**Direction**
Count every line that holds the string "アルテ友の会会員", and report the number alone.

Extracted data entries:
------------------------------------------------------------------------
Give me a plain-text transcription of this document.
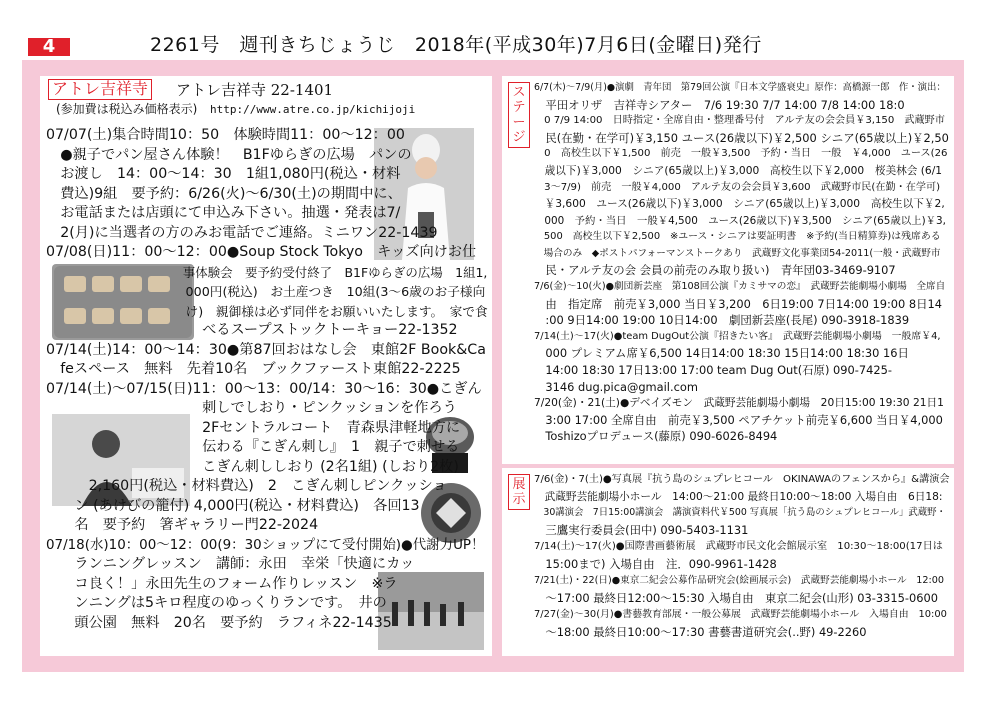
4	2261号　週刊きちじょうじ　2018年(平成30年)7月6日(金曜日)発行
アトレ吉祥寺 アトレ吉祥寺 22-1401
(参加費は税込み価格表示) http://www.atre.co.jp/kichijoji
07/07(土)集合時間10：50　体験時間11：00～12：00
　●親子でパン屋さん体験！　B1Fゆらぎの広場　パンの
　お渡し　14：00～14：30　1組1,080円(税込・材料
　費込)9組　要予約：6/26(火)～6/30(土)の期間中に、
　お電話または店頭にて申込み下さい。抽選・発表は7/
　2(月)に当選者の方のみお電話でご連絡。ミニワン22-1439
07/08(日)11：00～12：00●Soup Stock Tokyo　キッズ向けお仕
　　　　　　　　　　　事体験会　要予約受付終了　B1Fゆらぎの広場　1組1,
　　　　　　　　　　　000円(税込)　お土産つき　10組(3～6歳のお子様向
　　　　　　　　　　　け)　親御様は必ず同伴をお願いいたします。　家で食
　　　　　　　　　　　べるスープストックトーキョー22-1352
07/14(土)14：00～14：30●第87回おはなし会　東館2F Book&Ca
　feスペース　無料　先着10名　ブックファースト東館22-2225
07/14(土)～07/15(日)11：00～13：00/14：30～16：30●こぎん
　　　　　　　　　　　刺しでしおり・ピンクッションを作ろう
　　　　　　　　　　　2Fセントラルコート　青森県津軽地方に
　　　　　　　　　　　伝わる『こぎん刺し』　1　親子で刺せる
　　　　　　　　　　　こぎん刺ししおり (2名1組) (しおり2枚)
　　　2,160円(税込・材料費込)　2　こぎん刺しピンクッショ
　　ン (あけびの籠付) 4,000円(税込・材料費込)　各回13
　　名　要予約　箸ギャラリー門22-2024
07/18(水)10：00～12：00(9：30ショップにて受付開始)●代謝力UP！
　　ランニングレッスン　講師：永田　幸栄「快適にカッ
　　コ良く！」永田先生のフォーム作りレッスン　※ラ
　　ンニングは5キロ程度のゆっくりランです。　井の
　　頭公園　無料　20名　要予約　ラフィネ22-1435
ス
テ
ー
ジ
6/7(木)～7/9(月)●演劇　青年団　第79回公演『日本文学盛衰史』原作：高橋源一郎　作・演出：
　平田オリザ　吉祥寺シアター　7/6 19:30 7/7 14:00 7/8 14:00 18:0
　0 7/9 14:00　日時指定・全席自由・整理番号付　アルテ友の会会員￥3,150　武蔵野市
　民(在勤・在学可)￥3,150 ユース(26歳以下)￥2,500 シニア(65歳以上)￥2,50
　0　高校生以下￥1,500　前売　一般￥3,500　予約・当日　一般　￥4,000　ユース(26
　歳以下)￥3,000　シニア(65歳以上)￥3,000　高校生以下￥2,000　桜美林会 (6/1
　3～7/9)　前売　一般￥4,000　アルテ友の会会員￥3,600　武蔵野市民(在勤・在学可)
　￥3,600　ユース(26歳以下)￥3,000　シニア(65歳以上)￥3,000　高校生以下￥2,
　000　予約・当日　一般￥4,500　ユース(26歳以下)￥3,500　シニア(65歳以上)￥3,
　500　高校生以下￥2,500　※ユース・シニアは要証明書　※予約(当日精算券)は残席ある
　場合のみ　◆ポストパフォーマンストークあり　武蔵野文化事業団54-2011(一般・武蔵野市
　民・アルテ友の会 会員の前売のみ取り扱い)　青年団03-3469-9107
7/6(金)～10(火)●劇団新芸座　第108回公演『カミサマの恋』　武蔵野芸能劇場小劇場　全席自
　由　指定席　前売￥3,000 当日￥3,200　6日19:00 7日14:00 19:00 8日14
　:00 9日14:00 19:00 10日14:00　劇団新芸座(長尾) 090-3918-1839
7/14(土)～17(火)●team DugOut公演『招きたい客』　武蔵野芸能劇場小劇場　一般席￥4,
　000 プレミアム席￥6,500 14日14:00 18:30 15日14:00 18:30 16日
　14:00 18:30 17日13:00 17:00 team Dug Out(石原) 090-7425-
　3146 dug.pica@gmail.com
7/20(金)・21(土)●デベイズモン　武蔵野芸能劇場小劇場　20日15:00 19:30 21日1
　3:00 17:00 全席自由　前売￥3,500 ペアチケット前売￥6,600 当日￥4,000
　Toshizoプロデュース(藤原) 090-6026-8494
展
示
7/6(金)・7(土)●写真展『抗う島のシュプレヒコール　OKINAWAのフェンスから』&講演会
　武蔵野芸能劇場小ホール　14:00～21:00 最終日10:00～18:00 入場自由　6日18:
　30講演会　7日15:00講演会　講演資料代￥500 写真展「抗う島のシュプレヒコール」武蔵野・
　三鷹実行委員会(田中) 090-5403-1131
7/14(土)～17(火)●国際書画藝術展　武蔵野市民文化会館展示室　10:30～18:00(17日は
　15:00まで) 入場自由　注．090-9961-1428
7/21(土)・22(日)●東京二紀会公募作品研究会(絵画展示会)　武蔵野芸能劇場小ホール　12:00
　～17:00 最終日12:00～15:30 入場自由　東京二紀会(山形) 03-3315-0600
7/27(金)～30(月)●書藝教育部展・一般公募展　武蔵野芸能劇場小ホール　入場自由　10:00
　～18:00 最終日10:00～17:30 書藝書道研究会(..野) 49-2260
------------------------------------------------------------------------
**Solved problem**
2